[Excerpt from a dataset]
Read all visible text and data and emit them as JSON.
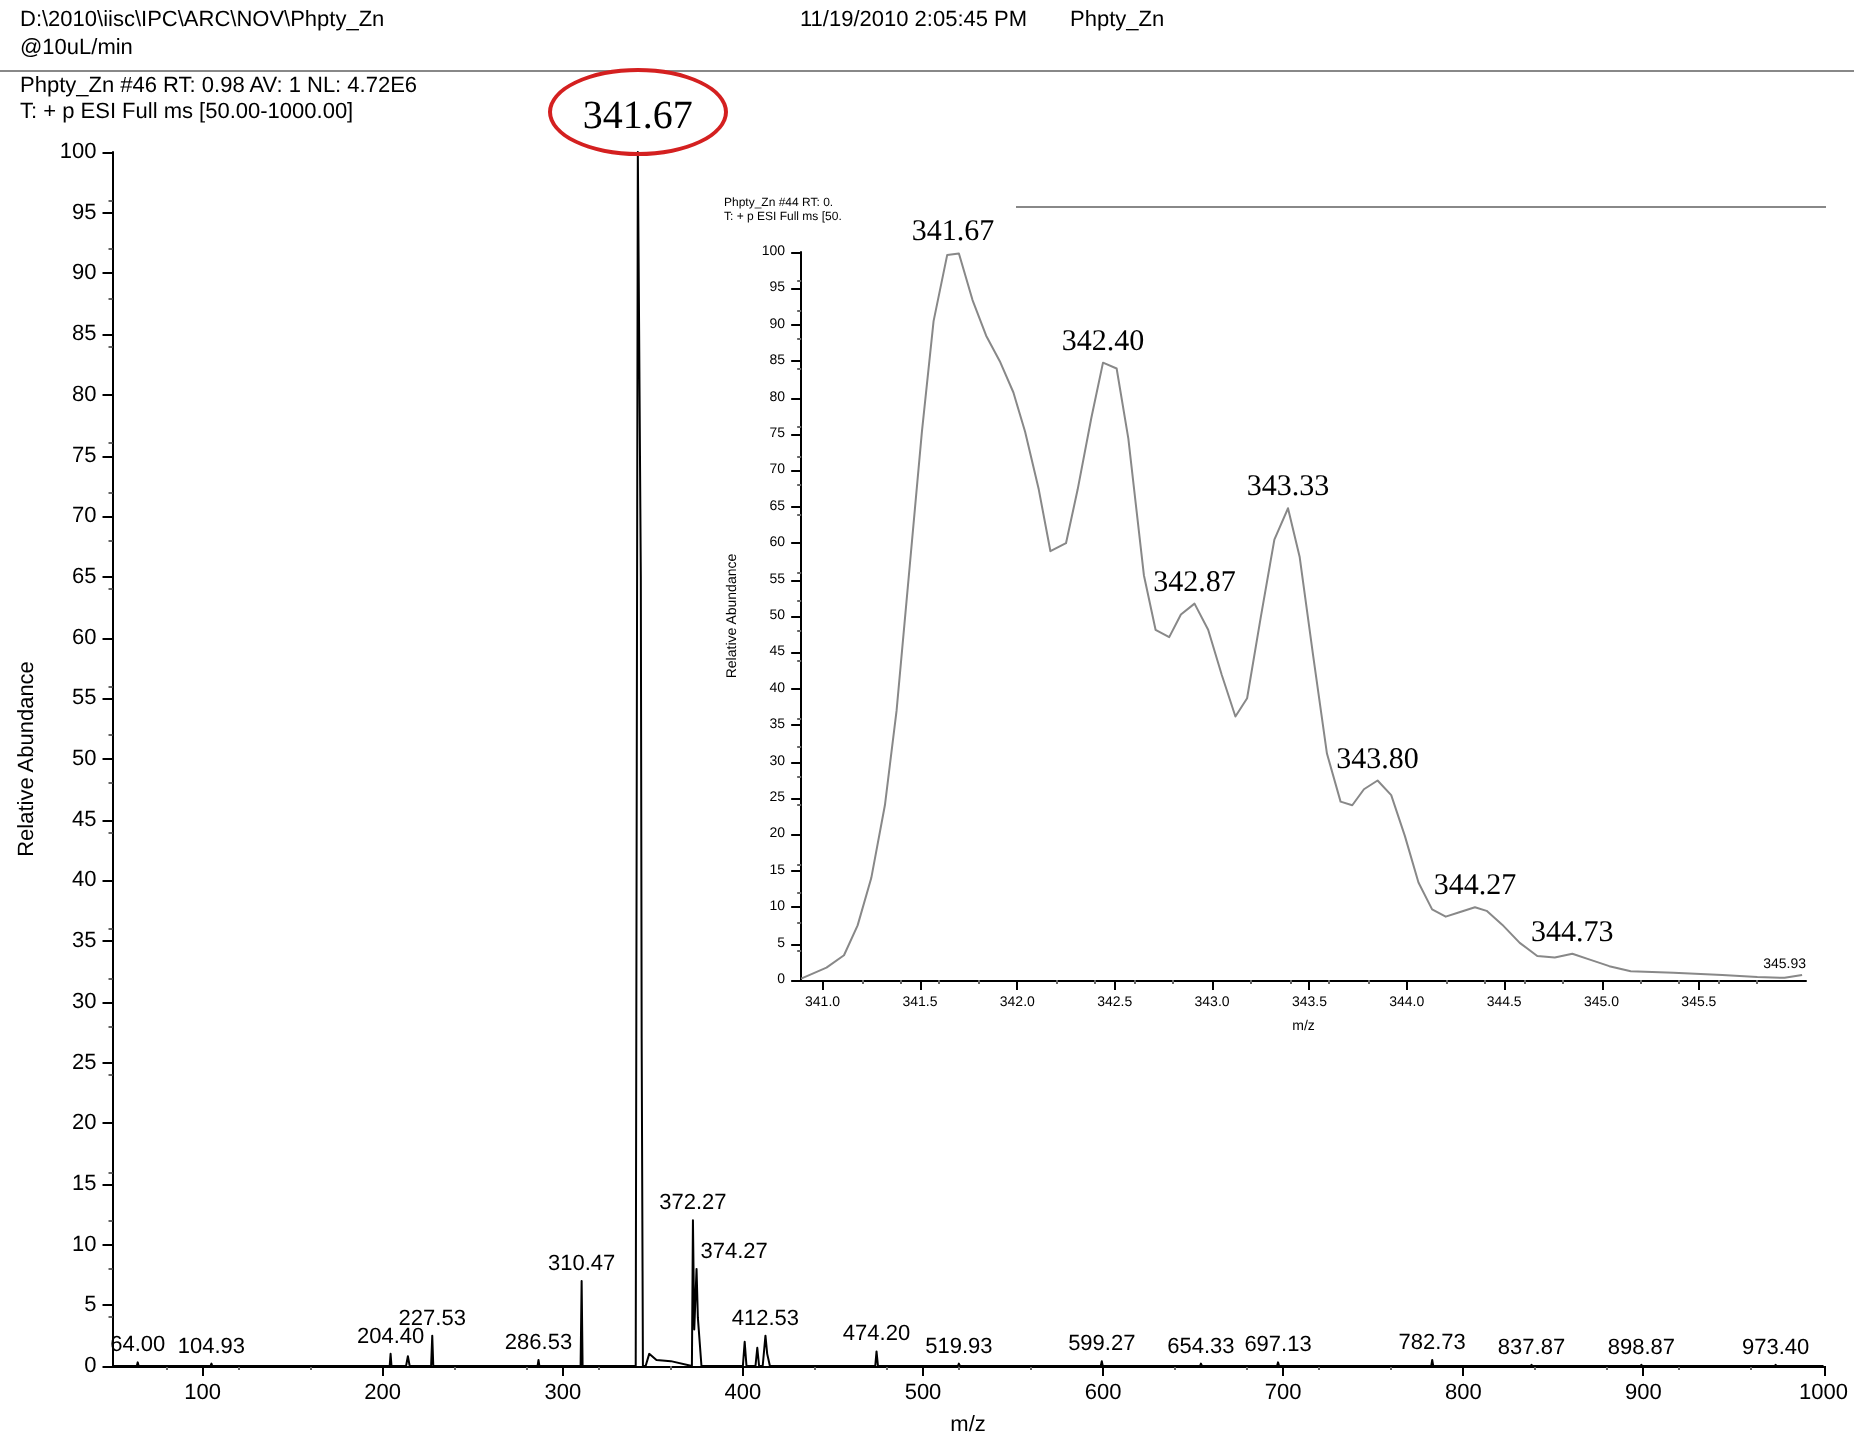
{
  "chart_data": [
    {
      "type": "line",
      "xlabel": "m/z",
      "ylabel": "Relative Abundance",
      "color": "#000000",
      "marker": "none",
      "annotations": [
        "D:\\2010\\iisc\\IPC\\ARC\\NOV\\Phpty_Zn",
        "@10uL/min",
        "11/19/2010 2:05:45 PM",
        "Phpty_Zn",
        "Phpty_Zn #46  RT: 0.98  AV: 1  NL: 4.72E6",
        "T: + p ESI Full ms [50.00-1000.00]",
        {
          "text": "64.00",
          "x": 64,
          "y": 0.3
        },
        {
          "text": "104.93",
          "x": 104.93,
          "y": 0.2
        },
        {
          "text": "204.40",
          "x": 204.4,
          "y": 1
        },
        {
          "text": "227.53",
          "x": 227.53,
          "y": 2.5
        },
        {
          "text": "286.53",
          "x": 286.53,
          "y": 0.5
        },
        {
          "text": "310.47",
          "x": 310.47,
          "y": 7
        },
        {
          "text": "341.67",
          "x": 341.67,
          "y": 100
        },
        {
          "text": "372.27",
          "x": 372.27,
          "y": 12
        },
        {
          "text": "374.27",
          "x": 374.27,
          "y": 8
        },
        {
          "text": "412.53",
          "x": 412.53,
          "y": 2.5
        },
        {
          "text": "474.20",
          "x": 474.2,
          "y": 1.2
        },
        {
          "text": "519.93",
          "x": 519.93,
          "y": 0.2
        },
        {
          "text": "599.27",
          "x": 599.27,
          "y": 0.4
        },
        {
          "text": "654.33",
          "x": 654.33,
          "y": 0.2
        },
        {
          "text": "697.13",
          "x": 697.13,
          "y": 0.3
        },
        {
          "text": "782.73",
          "x": 782.73,
          "y": 0.5
        },
        {
          "text": "837.87",
          "x": 837.87,
          "y": 0.1
        },
        {
          "text": "898.87",
          "x": 898.87,
          "y": 0.1
        },
        {
          "text": "973.40",
          "x": 973.4,
          "y": 0.1
        }
      ],
      "x": [
        50,
        63.5,
        64,
        64.5,
        104.4,
        104.93,
        105.4,
        203.9,
        204.4,
        204.9,
        213,
        214,
        215,
        226.9,
        227.53,
        228.1,
        286,
        286.53,
        287,
        309.9,
        310.47,
        311,
        340.5,
        341.67,
        342.4,
        343.33,
        343.8,
        344.5,
        346,
        348,
        352,
        360,
        371.7,
        372.27,
        373,
        374.27,
        375,
        376,
        377,
        400,
        401,
        402,
        407,
        408,
        409,
        411,
        412.53,
        413.5,
        415,
        473.5,
        474.2,
        475,
        519.4,
        519.93,
        520.5,
        598.7,
        599.27,
        599.8,
        653.8,
        654.33,
        654.9,
        696.6,
        697.13,
        697.7,
        782.2,
        782.73,
        783.3,
        837.4,
        837.87,
        838.4,
        898.3,
        898.87,
        899.4,
        972.9,
        973.4,
        973.9,
        1000
      ],
      "values": [
        0,
        0,
        0.3,
        0,
        0,
        0.2,
        0,
        0,
        1,
        0,
        0,
        0.8,
        0,
        0,
        2.5,
        0,
        0,
        0.5,
        0,
        0,
        7,
        0,
        0,
        100,
        85,
        65,
        27,
        0,
        0,
        1,
        0.5,
        0.4,
        0,
        12,
        3,
        8,
        4,
        2,
        0,
        0,
        2,
        0,
        0,
        1.5,
        0,
        0,
        2.5,
        1,
        0,
        0,
        1.2,
        0,
        0,
        0.2,
        0,
        0,
        0.4,
        0,
        0,
        0.2,
        0,
        0,
        0.3,
        0,
        0,
        0.5,
        0,
        0,
        0.1,
        0,
        0,
        0.1,
        0,
        0,
        0.1,
        0,
        0
      ],
      "xlim": [
        50,
        1000
      ],
      "xticks": [
        100,
        200,
        300,
        400,
        500,
        600,
        700,
        800,
        900,
        1000
      ],
      "ylim": [
        0,
        100
      ],
      "yticks": [
        0,
        5,
        10,
        15,
        20,
        25,
        30,
        35,
        40,
        45,
        50,
        55,
        60,
        65,
        70,
        75,
        80,
        85,
        90,
        95,
        100
      ]
    },
    {
      "type": "line",
      "xlabel": "m/z",
      "ylabel": "Relative Abundance",
      "color": "#888888",
      "marker": "none",
      "annotations": [
        "Phpty_Zn #44  RT: 0.",
        "T: + p ESI Full ms [50.",
        {
          "text": "341.67",
          "x": 341.67,
          "y": 99.8
        },
        {
          "text": "342.40",
          "x": 342.44,
          "y": 84.8
        },
        {
          "text": "342.87",
          "x": 342.91,
          "y": 51.7
        },
        {
          "text": "343.33",
          "x": 343.39,
          "y": 64.8
        },
        {
          "text": "343.80",
          "x": 343.85,
          "y": 27.4
        },
        {
          "text": "344.27",
          "x": 344.35,
          "y": 10
        },
        {
          "text": "344.73",
          "x": 344.85,
          "y": 3.6
        },
        {
          "text": "345.93",
          "x": 345.94,
          "y": 0.3
        }
      ],
      "x": [
        340.89,
        341.02,
        341.11,
        341.18,
        341.25,
        341.32,
        341.38,
        341.45,
        341.51,
        341.57,
        341.64,
        341.7,
        341.77,
        341.84,
        341.91,
        341.98,
        342.04,
        342.11,
        342.17,
        342.25,
        342.31,
        342.38,
        342.44,
        342.51,
        342.57,
        342.65,
        342.71,
        342.78,
        342.84,
        342.91,
        342.98,
        343.05,
        343.12,
        343.18,
        343.25,
        343.32,
        343.39,
        343.45,
        343.52,
        343.59,
        343.66,
        343.72,
        343.78,
        343.85,
        343.92,
        343.99,
        344.06,
        344.13,
        344.2,
        344.27,
        344.35,
        344.41,
        344.49,
        344.58,
        344.67,
        344.76,
        344.85,
        344.94,
        345.04,
        345.15,
        345.37,
        345.62,
        345.8,
        345.94,
        346.03
      ],
      "values": [
        0.2,
        1.7,
        3.4,
        7.5,
        14,
        24,
        37,
        57.6,
        75.3,
        90.5,
        99.6,
        99.8,
        93.4,
        88.5,
        85,
        80.7,
        75.3,
        67.4,
        58.9,
        60,
        67.4,
        77.2,
        84.8,
        84,
        74.4,
        55.6,
        48.1,
        47.1,
        50.2,
        51.7,
        48.1,
        41.9,
        36.2,
        38.7,
        49.8,
        60.5,
        64.8,
        58.1,
        44.4,
        31.1,
        24.5,
        24,
        26.2,
        27.4,
        25.4,
        19.8,
        13.4,
        9.7,
        8.7,
        9.3,
        10,
        9.5,
        7.6,
        5.1,
        3.3,
        3.1,
        3.6,
        2.8,
        1.9,
        1.2,
        1,
        0.7,
        0.4,
        0.3,
        0.7
      ],
      "xlim": [
        340.89,
        346.05
      ],
      "xticks": [
        {
          "value": 341,
          "label": "341.0"
        },
        {
          "value": 341.5,
          "label": "341.5"
        },
        {
          "value": 342,
          "label": "342.0"
        },
        {
          "value": 342.5,
          "label": "342.5"
        },
        {
          "value": 343,
          "label": "343.0"
        },
        {
          "value": 343.5,
          "label": "343.5"
        },
        {
          "value": 344,
          "label": "344.0"
        },
        {
          "value": 344.5,
          "label": "344.5"
        },
        {
          "value": 345,
          "label": "345.0"
        },
        {
          "value": 345.5,
          "label": "345.5"
        }
      ],
      "ylim": [
        0,
        100
      ],
      "yticks": [
        0,
        5,
        10,
        15,
        20,
        25,
        30,
        35,
        40,
        45,
        50,
        55,
        60,
        65,
        70,
        75,
        80,
        85,
        90,
        95,
        100
      ]
    }
  ]
}
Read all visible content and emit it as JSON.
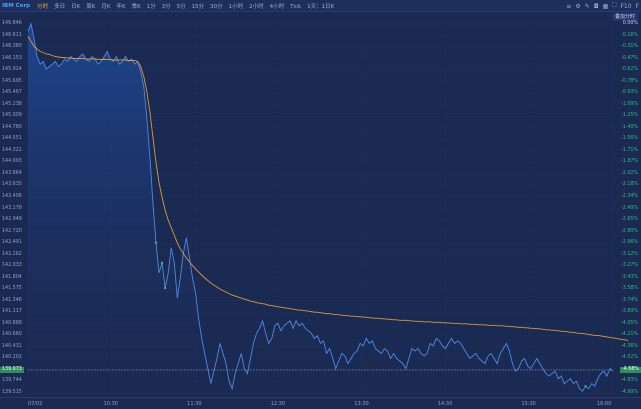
{
  "toolbar": {
    "symbol": "IBM Corp",
    "periods": [
      "分时",
      "多日",
      "日K",
      "周K",
      "月K",
      "年K",
      "季K",
      "1分",
      "3分",
      "5分",
      "15分",
      "30分",
      "1小时",
      "2小时",
      "4小时",
      "Tick"
    ],
    "active_period": "分时",
    "adjust": "1天：1日K",
    "right_icons": [
      "menu-icon",
      "settings-icon",
      "edit-icon",
      "camera-icon",
      "layout-icon",
      "fullscreen-icon"
    ],
    "right_labels": [
      "F10",
      "F"
    ]
  },
  "subbar": {
    "label": "叠加分时"
  },
  "chart_data": {
    "type": "line",
    "title": "",
    "price_ticks": [
      "146.846",
      "146.611",
      "146.380",
      "146.153",
      "145.924",
      "145.695",
      "145.467",
      "145.238",
      "145.009",
      "144.780",
      "144.551",
      "144.322",
      "144.093",
      "143.864",
      "143.635",
      "143.406",
      "143.178",
      "142.949",
      "142.720",
      "142.491",
      "142.262",
      "142.033",
      "141.804",
      "141.575",
      "141.346",
      "141.117",
      "140.888",
      "140.660",
      "140.431",
      "140.202",
      "139.973",
      "139.744",
      "139.515"
    ],
    "pct_ticks": [
      "0.00%",
      "-0.16%",
      "-0.31%",
      "-0.47%",
      "-0.62%",
      "-0.78%",
      "-0.93%",
      "-1.09%",
      "-1.25%",
      "-1.40%",
      "-1.56%",
      "-1.71%",
      "-1.87%",
      "-2.02%",
      "-2.18%",
      "-2.34%",
      "-2.49%",
      "-2.65%",
      "-2.80%",
      "-2.96%",
      "-3.12%",
      "-3.27%",
      "-3.43%",
      "-3.58%",
      "-3.74%",
      "-3.89%",
      "-4.05%",
      "-4.21%",
      "-4.36%",
      "-4.52%",
      "-4.67%",
      "-4.83%",
      "-4.99%"
    ],
    "time_ticks": [
      "07/02",
      "10:30",
      "11:30",
      "12:30",
      "13:30",
      "14:30",
      "15:30",
      "16:00"
    ],
    "current_price": "139.973",
    "current_pct": "-4.68%",
    "ylim": [
      139.515,
      146.846
    ],
    "series": [
      {
        "kind": "price",
        "color": "#4f88e0",
        "values": [
          146.7,
          146.85,
          146.55,
          146.2,
          146.05,
          146.1,
          145.95,
          146.0,
          146.05,
          146.1,
          146.0,
          146.05,
          146.15,
          146.1,
          146.2,
          146.15,
          146.1,
          146.2,
          146.25,
          146.15,
          146.1,
          146.2,
          146.15,
          146.05,
          146.1,
          146.2,
          146.3,
          146.15,
          146.1,
          146.2,
          146.05,
          146.1,
          146.2,
          146.1,
          146.15,
          146.05,
          146.1,
          145.9,
          145.6,
          145.0,
          144.2,
          143.3,
          142.5,
          141.9,
          142.1,
          141.6,
          141.9,
          142.4,
          142.1,
          141.4,
          141.8,
          142.3,
          142.6,
          142.2,
          141.8,
          141.5,
          141.0,
          140.6,
          140.3,
          140.0,
          139.7,
          139.95,
          140.2,
          140.5,
          140.3,
          140.1,
          139.75,
          139.6,
          139.9,
          140.1,
          140.3,
          140.0,
          139.9,
          140.2,
          140.5,
          140.7,
          140.8,
          140.95,
          140.7,
          140.5,
          140.6,
          140.85,
          140.9,
          140.75,
          140.85,
          140.9,
          140.95,
          140.8,
          140.95,
          140.85,
          140.9,
          140.8,
          140.75,
          140.7,
          140.6,
          140.65,
          140.5,
          140.55,
          140.3,
          140.4,
          140.2,
          140.0,
          140.15,
          140.3,
          140.25,
          140.1,
          140.2,
          140.3,
          140.35,
          140.5,
          140.45,
          140.6,
          140.5,
          140.55,
          140.4,
          140.35,
          140.3,
          140.4,
          140.35,
          140.2,
          140.3,
          140.2,
          140.15,
          140.1,
          140.0,
          140.2,
          140.4,
          140.35,
          140.4,
          140.3,
          140.25,
          140.3,
          140.5,
          140.45,
          140.6,
          140.55,
          140.45,
          140.4,
          140.5,
          140.6,
          140.5,
          140.55,
          140.5,
          140.4,
          140.3,
          140.2,
          140.25,
          140.3,
          140.2,
          140.15,
          140.1,
          140.25,
          140.3,
          140.2,
          140.1,
          140.3,
          140.4,
          140.5,
          140.35,
          140.1,
          139.95,
          140.0,
          140.15,
          140.2,
          140.05,
          140.0,
          140.1,
          140.2,
          140.1,
          140.0,
          139.9,
          139.85,
          139.9,
          139.95,
          139.8,
          139.85,
          139.7,
          139.75,
          139.8,
          139.7,
          139.75,
          139.6,
          139.55,
          139.65,
          139.6,
          139.7,
          139.65,
          139.8,
          139.9,
          139.95,
          139.85,
          140.0,
          139.95
        ]
      },
      {
        "kind": "average",
        "color": "#d99a36",
        "values": [
          146.6,
          146.5,
          146.4,
          146.35,
          146.3,
          146.28,
          146.25,
          146.24,
          146.22,
          146.2,
          146.19,
          146.18,
          146.18,
          146.17,
          146.17,
          146.16,
          146.16,
          146.16,
          146.16,
          146.15,
          146.15,
          146.15,
          146.15,
          146.14,
          146.14,
          146.14,
          146.14,
          146.14,
          146.13,
          146.13,
          146.13,
          146.13,
          146.13,
          146.12,
          146.12,
          146.12,
          146.1,
          146.0,
          145.8,
          145.5,
          145.1,
          144.6,
          144.1,
          143.7,
          143.4,
          143.15,
          142.95,
          142.8,
          142.65,
          142.5,
          142.38,
          142.28,
          142.2,
          142.12,
          142.05,
          141.98,
          141.92,
          141.86,
          141.8,
          141.75,
          141.7,
          141.66,
          141.62,
          141.58,
          141.55,
          141.52,
          141.49,
          141.46,
          141.44,
          141.42,
          141.4,
          141.38,
          141.36,
          141.34,
          141.33,
          141.31,
          141.3,
          141.29,
          141.28,
          141.26,
          141.25,
          141.24,
          141.23,
          141.22,
          141.21,
          141.2,
          141.19,
          141.18,
          141.17,
          141.16,
          141.16,
          141.15,
          141.14,
          141.13,
          141.12,
          141.12,
          141.11,
          141.1,
          141.09,
          141.09,
          141.08,
          141.07,
          141.07,
          141.06,
          141.05,
          141.05,
          141.04,
          141.04,
          141.03,
          141.03,
          141.02,
          141.02,
          141.01,
          141.01,
          141.0,
          141.0,
          140.99,
          140.99,
          140.98,
          140.98,
          140.97,
          140.97,
          140.96,
          140.96,
          140.96,
          140.95,
          140.95,
          140.94,
          140.94,
          140.94,
          140.93,
          140.93,
          140.93,
          140.92,
          140.92,
          140.92,
          140.91,
          140.91,
          140.91,
          140.9,
          140.9,
          140.9,
          140.89,
          140.89,
          140.89,
          140.88,
          140.88,
          140.88,
          140.87,
          140.87,
          140.87,
          140.86,
          140.86,
          140.86,
          140.85,
          140.85,
          140.85,
          140.84,
          140.84,
          140.83,
          140.83,
          140.82,
          140.82,
          140.81,
          140.81,
          140.8,
          140.8,
          140.79,
          140.79,
          140.78,
          140.77,
          140.77,
          140.76,
          140.76,
          140.75,
          140.74,
          140.74,
          140.73,
          140.72,
          140.72,
          140.71,
          140.7,
          140.7,
          140.69,
          140.68,
          140.67,
          140.66,
          140.66,
          140.65,
          140.64,
          140.63,
          140.62,
          140.61,
          140.6,
          140.59,
          140.58,
          140.57,
          140.56
        ]
      }
    ],
    "markers": [
      {
        "index": 42,
        "color": "#2bbf7e"
      },
      {
        "index": 45,
        "color": "#2bbf7e"
      },
      {
        "index": 44,
        "color": "#2bbf7e"
      },
      {
        "index": 183,
        "color": "#2bbf7e"
      }
    ]
  }
}
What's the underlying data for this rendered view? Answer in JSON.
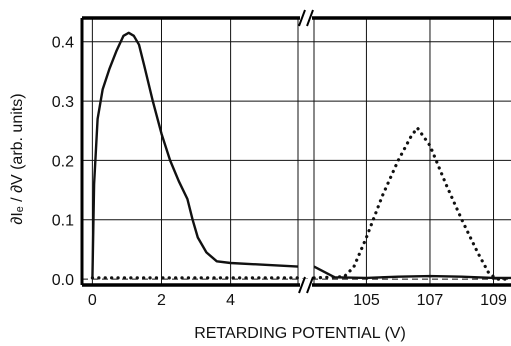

# DIRECTIONS:
Tally the lines in the records above that contain the word "visible", and give only that number.

# ANSWER:
2